[WRITTEN TASK] Using the material that follows, identify and copy each line with the string "Modem".
-=-=-=-=-
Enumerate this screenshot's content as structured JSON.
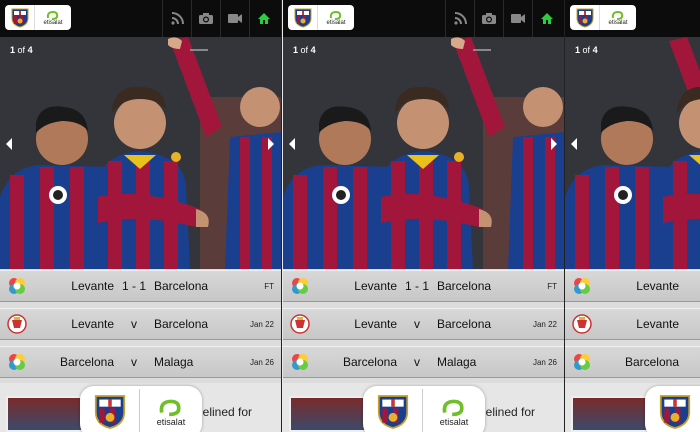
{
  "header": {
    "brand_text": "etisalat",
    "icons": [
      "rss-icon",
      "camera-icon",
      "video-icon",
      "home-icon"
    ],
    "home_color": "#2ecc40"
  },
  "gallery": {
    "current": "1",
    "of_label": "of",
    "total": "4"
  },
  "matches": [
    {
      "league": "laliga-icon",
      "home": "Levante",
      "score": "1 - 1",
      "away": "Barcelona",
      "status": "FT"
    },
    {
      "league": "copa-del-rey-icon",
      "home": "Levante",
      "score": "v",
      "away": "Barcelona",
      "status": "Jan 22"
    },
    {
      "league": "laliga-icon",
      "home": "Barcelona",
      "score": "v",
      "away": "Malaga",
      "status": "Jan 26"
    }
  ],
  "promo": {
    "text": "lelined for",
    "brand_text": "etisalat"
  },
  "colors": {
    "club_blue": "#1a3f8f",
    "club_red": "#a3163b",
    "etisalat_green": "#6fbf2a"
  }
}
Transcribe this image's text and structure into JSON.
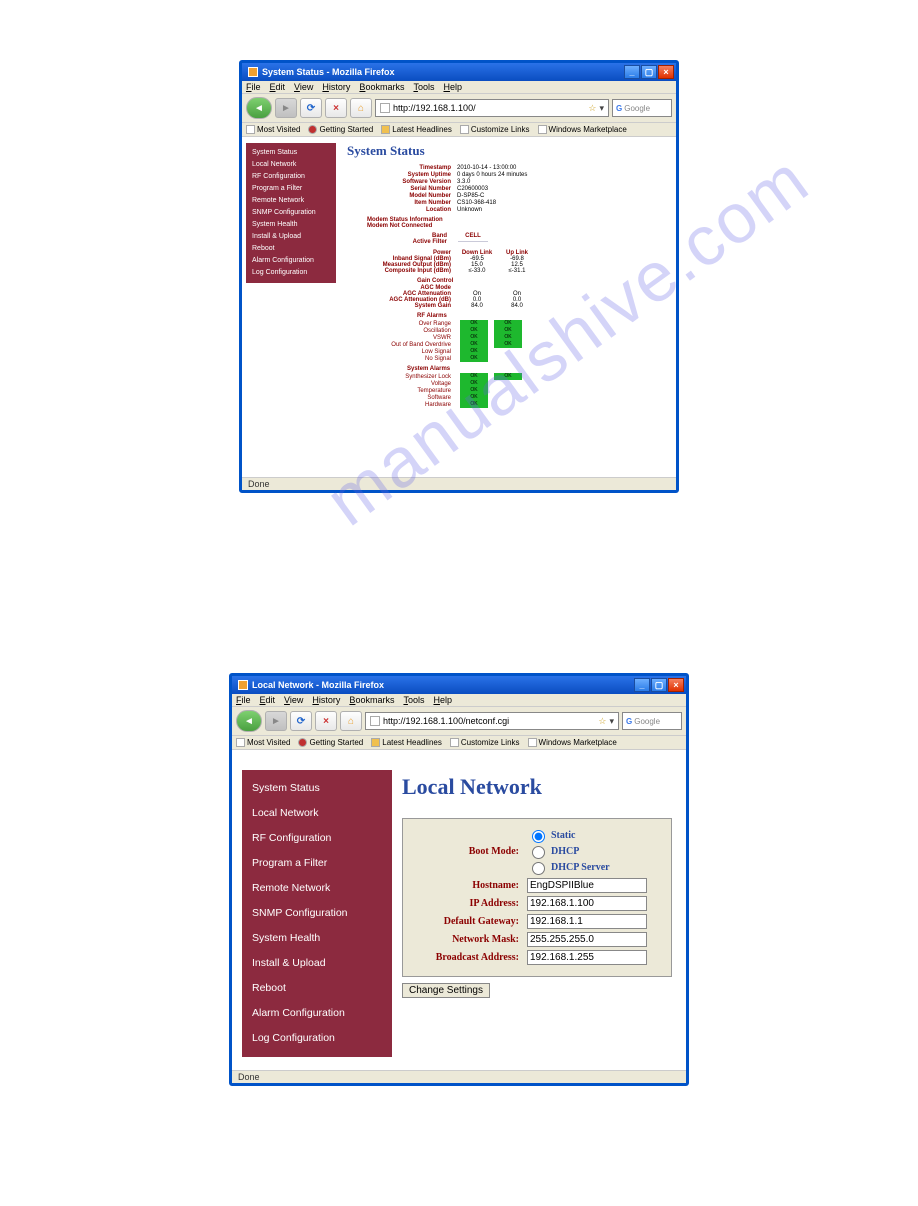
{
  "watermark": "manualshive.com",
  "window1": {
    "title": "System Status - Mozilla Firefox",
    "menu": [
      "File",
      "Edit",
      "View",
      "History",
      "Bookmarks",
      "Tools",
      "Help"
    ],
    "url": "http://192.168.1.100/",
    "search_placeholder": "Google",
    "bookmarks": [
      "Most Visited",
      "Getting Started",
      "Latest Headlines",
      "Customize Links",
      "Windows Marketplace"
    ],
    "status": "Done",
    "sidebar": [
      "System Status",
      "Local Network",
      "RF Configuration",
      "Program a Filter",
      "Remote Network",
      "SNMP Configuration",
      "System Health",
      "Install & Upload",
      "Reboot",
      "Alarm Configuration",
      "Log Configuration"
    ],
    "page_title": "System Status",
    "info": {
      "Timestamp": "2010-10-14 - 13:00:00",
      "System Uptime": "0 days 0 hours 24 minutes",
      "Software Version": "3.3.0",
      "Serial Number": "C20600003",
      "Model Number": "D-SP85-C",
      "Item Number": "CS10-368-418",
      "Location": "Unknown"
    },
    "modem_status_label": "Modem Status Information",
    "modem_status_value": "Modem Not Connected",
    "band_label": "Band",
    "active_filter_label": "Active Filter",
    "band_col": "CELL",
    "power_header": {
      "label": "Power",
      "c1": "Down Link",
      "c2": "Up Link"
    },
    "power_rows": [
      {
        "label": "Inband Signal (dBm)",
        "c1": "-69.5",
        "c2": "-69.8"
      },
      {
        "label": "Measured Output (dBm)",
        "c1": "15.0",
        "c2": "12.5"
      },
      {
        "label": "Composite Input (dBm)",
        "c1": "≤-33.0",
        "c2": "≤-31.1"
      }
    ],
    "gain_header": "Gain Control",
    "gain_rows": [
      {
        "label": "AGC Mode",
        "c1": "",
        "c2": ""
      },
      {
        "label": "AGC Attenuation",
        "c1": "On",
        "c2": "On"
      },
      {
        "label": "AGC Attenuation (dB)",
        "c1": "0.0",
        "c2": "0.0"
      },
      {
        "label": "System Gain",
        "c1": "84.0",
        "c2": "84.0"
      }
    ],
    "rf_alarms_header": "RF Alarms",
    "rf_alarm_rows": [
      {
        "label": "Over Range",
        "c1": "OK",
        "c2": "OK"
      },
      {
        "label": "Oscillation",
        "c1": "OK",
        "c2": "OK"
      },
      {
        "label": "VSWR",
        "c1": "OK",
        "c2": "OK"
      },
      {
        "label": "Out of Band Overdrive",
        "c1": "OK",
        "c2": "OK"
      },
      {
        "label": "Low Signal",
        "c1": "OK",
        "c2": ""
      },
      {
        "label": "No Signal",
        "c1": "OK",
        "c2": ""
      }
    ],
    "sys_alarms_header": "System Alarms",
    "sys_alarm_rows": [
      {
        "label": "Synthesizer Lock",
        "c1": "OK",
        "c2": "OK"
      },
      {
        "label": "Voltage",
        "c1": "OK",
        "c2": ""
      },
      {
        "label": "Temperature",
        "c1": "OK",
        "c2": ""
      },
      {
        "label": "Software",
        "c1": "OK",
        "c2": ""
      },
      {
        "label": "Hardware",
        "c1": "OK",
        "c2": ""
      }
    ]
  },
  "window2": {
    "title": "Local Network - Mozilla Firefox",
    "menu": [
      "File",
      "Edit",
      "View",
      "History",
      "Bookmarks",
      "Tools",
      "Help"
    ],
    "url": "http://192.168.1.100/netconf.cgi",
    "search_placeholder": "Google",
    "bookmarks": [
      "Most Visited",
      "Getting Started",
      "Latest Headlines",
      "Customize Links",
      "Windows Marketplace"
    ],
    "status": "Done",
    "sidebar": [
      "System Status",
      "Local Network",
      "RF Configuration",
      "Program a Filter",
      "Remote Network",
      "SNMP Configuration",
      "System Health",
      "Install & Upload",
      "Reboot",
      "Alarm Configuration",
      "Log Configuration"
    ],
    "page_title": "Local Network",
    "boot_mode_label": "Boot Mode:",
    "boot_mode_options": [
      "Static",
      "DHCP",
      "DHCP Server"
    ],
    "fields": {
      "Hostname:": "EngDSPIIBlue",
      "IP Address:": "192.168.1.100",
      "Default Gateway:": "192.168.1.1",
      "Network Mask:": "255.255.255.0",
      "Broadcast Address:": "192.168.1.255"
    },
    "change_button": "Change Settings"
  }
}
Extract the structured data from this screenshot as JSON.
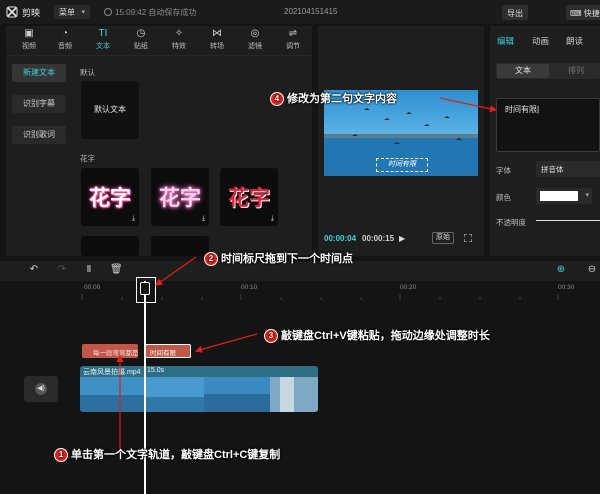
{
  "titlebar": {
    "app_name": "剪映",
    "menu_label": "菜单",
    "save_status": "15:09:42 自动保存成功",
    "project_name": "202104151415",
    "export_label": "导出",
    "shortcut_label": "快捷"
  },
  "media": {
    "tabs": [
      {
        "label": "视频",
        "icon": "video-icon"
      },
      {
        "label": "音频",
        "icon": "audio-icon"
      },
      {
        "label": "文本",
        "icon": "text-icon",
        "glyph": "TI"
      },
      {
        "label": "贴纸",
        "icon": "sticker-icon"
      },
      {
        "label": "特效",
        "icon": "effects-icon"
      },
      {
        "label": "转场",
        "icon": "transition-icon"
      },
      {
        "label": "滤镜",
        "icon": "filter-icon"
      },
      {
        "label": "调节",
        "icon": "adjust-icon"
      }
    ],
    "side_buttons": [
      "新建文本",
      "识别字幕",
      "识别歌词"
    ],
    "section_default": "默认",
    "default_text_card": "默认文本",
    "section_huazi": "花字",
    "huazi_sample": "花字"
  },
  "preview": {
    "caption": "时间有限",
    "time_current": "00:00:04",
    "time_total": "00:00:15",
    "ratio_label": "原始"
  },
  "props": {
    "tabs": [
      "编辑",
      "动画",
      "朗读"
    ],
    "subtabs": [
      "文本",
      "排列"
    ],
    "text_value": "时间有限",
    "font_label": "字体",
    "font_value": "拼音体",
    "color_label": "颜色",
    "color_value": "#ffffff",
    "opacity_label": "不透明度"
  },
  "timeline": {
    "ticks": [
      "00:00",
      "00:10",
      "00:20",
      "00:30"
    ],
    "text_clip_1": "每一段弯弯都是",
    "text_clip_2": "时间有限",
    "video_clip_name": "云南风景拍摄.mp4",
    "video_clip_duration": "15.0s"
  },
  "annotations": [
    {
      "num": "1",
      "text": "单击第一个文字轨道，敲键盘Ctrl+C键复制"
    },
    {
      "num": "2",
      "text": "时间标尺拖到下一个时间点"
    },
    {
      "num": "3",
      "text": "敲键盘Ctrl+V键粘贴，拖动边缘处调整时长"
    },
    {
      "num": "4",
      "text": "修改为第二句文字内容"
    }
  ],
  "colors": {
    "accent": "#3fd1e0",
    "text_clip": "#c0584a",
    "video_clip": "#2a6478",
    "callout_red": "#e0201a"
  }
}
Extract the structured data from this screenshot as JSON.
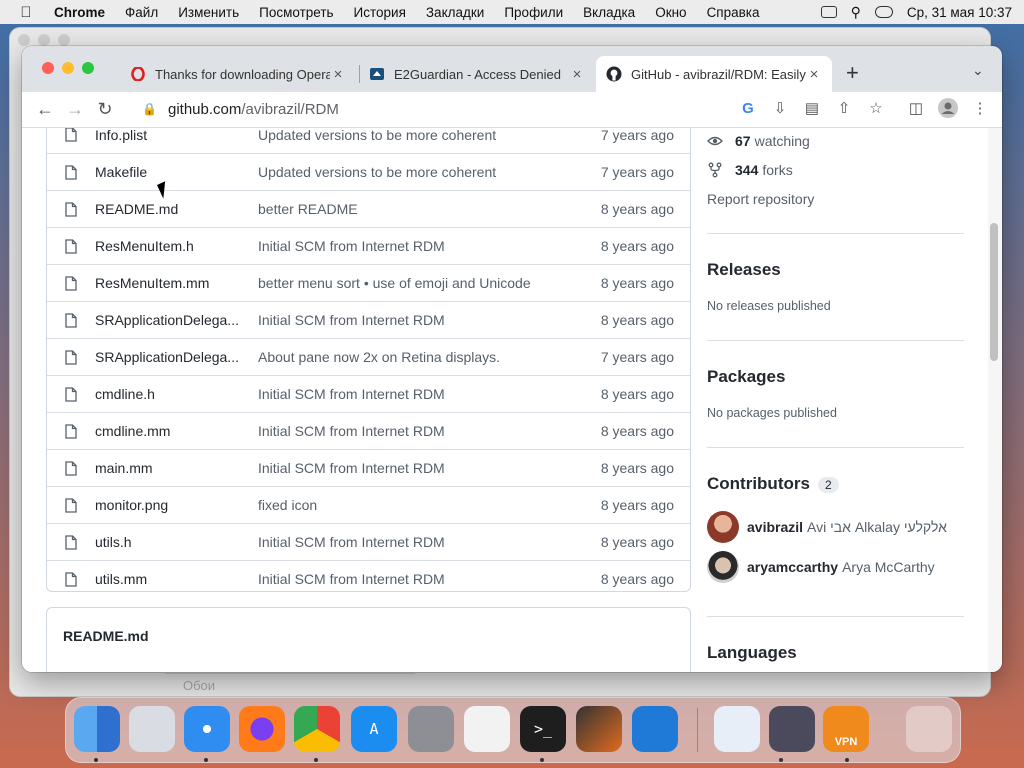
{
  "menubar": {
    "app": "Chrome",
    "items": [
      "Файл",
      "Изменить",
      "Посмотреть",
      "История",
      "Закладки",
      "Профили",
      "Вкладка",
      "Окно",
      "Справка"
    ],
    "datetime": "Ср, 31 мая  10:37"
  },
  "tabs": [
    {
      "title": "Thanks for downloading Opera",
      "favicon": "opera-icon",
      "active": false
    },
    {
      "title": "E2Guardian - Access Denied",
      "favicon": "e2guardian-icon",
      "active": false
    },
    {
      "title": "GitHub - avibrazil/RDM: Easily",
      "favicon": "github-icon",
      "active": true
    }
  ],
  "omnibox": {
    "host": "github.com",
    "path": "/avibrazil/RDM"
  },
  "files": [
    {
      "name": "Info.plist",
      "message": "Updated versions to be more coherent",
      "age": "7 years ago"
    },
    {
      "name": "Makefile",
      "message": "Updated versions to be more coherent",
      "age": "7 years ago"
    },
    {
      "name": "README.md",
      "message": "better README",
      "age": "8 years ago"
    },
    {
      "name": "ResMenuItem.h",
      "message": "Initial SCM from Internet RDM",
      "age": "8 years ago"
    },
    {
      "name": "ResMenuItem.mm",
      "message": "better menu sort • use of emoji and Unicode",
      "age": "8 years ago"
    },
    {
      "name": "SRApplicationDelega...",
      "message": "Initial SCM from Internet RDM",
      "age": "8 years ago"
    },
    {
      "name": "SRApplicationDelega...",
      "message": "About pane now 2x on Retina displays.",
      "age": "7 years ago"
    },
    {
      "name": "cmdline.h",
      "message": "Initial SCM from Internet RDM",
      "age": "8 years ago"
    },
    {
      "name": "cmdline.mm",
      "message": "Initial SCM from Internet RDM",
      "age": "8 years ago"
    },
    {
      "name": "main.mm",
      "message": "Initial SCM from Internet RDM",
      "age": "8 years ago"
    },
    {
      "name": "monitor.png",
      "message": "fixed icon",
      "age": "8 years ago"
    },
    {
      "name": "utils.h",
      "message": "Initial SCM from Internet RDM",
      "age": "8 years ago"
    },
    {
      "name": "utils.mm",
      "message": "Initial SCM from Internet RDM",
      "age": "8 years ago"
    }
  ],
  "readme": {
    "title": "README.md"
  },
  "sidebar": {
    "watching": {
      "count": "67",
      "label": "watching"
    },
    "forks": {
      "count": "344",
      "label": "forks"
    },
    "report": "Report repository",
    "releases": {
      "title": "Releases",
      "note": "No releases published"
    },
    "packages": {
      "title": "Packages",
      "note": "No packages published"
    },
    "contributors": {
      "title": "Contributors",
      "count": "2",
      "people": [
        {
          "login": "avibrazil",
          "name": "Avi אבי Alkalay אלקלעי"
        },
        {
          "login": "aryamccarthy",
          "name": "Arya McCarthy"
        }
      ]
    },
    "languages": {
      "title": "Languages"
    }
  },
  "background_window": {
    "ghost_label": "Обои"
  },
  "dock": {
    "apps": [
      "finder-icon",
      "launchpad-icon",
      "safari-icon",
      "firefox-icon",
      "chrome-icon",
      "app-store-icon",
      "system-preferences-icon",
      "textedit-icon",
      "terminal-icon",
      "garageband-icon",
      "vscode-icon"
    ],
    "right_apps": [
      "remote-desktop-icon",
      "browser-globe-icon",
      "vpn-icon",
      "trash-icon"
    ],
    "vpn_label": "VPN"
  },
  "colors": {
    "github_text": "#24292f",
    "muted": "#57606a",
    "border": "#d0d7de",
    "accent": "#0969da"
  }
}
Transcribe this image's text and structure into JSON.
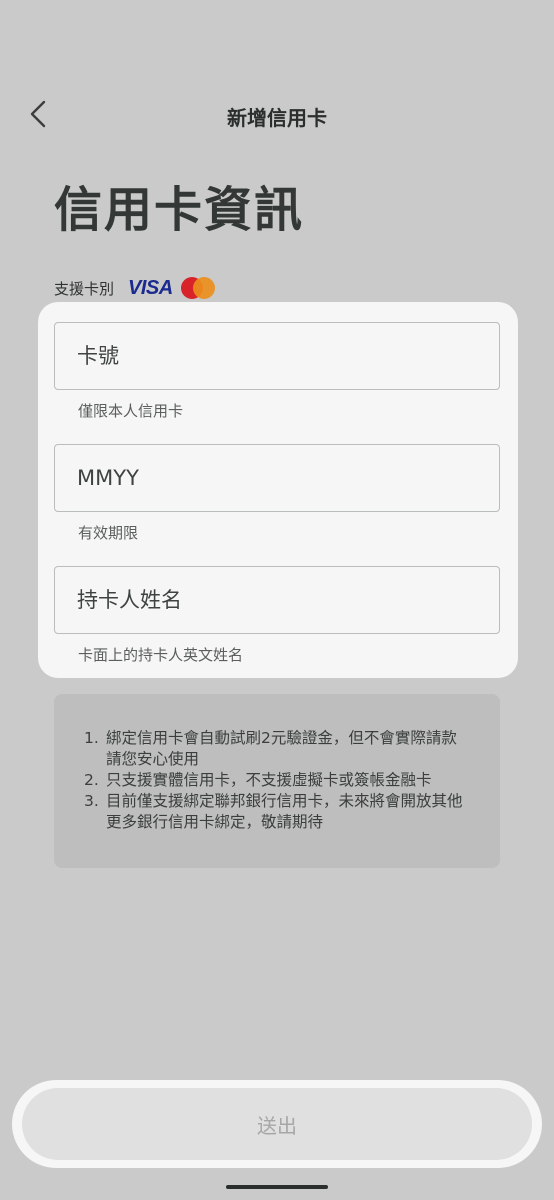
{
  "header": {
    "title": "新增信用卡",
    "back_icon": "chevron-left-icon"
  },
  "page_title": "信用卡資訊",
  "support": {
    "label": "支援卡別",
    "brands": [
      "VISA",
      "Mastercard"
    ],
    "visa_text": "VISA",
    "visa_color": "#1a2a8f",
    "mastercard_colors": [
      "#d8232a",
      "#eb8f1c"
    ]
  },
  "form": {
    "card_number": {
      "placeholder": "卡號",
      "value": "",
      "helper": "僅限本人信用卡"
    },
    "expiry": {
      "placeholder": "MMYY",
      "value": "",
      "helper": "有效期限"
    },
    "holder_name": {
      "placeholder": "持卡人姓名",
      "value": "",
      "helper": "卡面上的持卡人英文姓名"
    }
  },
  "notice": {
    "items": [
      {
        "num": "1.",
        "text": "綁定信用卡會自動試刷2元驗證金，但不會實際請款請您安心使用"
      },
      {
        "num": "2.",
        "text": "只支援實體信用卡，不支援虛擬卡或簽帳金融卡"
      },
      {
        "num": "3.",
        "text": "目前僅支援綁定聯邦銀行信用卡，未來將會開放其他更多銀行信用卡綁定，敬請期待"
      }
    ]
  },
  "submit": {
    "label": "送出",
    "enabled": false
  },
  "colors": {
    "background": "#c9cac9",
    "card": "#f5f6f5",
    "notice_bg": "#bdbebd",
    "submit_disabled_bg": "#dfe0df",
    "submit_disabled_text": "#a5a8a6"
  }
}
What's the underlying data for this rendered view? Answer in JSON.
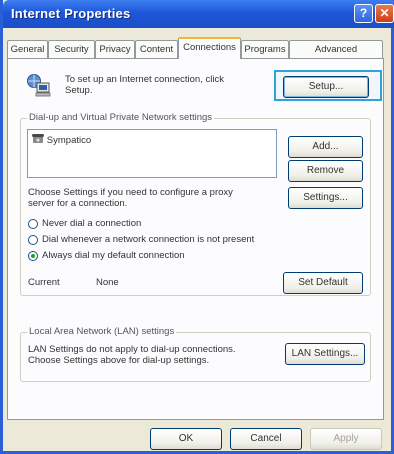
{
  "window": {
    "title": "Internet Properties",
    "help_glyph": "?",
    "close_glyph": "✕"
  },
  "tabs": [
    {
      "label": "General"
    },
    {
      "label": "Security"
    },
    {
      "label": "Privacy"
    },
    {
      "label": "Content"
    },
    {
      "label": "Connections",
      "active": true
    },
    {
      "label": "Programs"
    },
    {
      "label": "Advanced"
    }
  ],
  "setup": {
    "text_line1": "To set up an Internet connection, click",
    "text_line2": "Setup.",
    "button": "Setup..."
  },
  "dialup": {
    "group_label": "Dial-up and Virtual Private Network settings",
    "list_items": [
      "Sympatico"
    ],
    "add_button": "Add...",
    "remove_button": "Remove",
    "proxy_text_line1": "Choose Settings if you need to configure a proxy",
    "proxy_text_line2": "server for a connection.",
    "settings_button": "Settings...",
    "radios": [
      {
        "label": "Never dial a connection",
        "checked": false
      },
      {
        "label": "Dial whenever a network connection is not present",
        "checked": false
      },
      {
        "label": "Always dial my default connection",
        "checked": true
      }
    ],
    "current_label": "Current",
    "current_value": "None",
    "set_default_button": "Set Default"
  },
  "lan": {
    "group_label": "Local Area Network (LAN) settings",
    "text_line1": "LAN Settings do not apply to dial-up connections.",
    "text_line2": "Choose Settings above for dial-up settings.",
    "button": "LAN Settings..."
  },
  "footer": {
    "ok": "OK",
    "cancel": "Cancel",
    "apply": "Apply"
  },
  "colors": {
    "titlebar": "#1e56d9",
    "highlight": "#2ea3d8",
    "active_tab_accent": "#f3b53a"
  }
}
-=-=-=-=-
[REPLY TO THE EXERCISE]
    "modem_status_label": "Modem Status Information",
    "modem_status_value": "Modem Not Connected",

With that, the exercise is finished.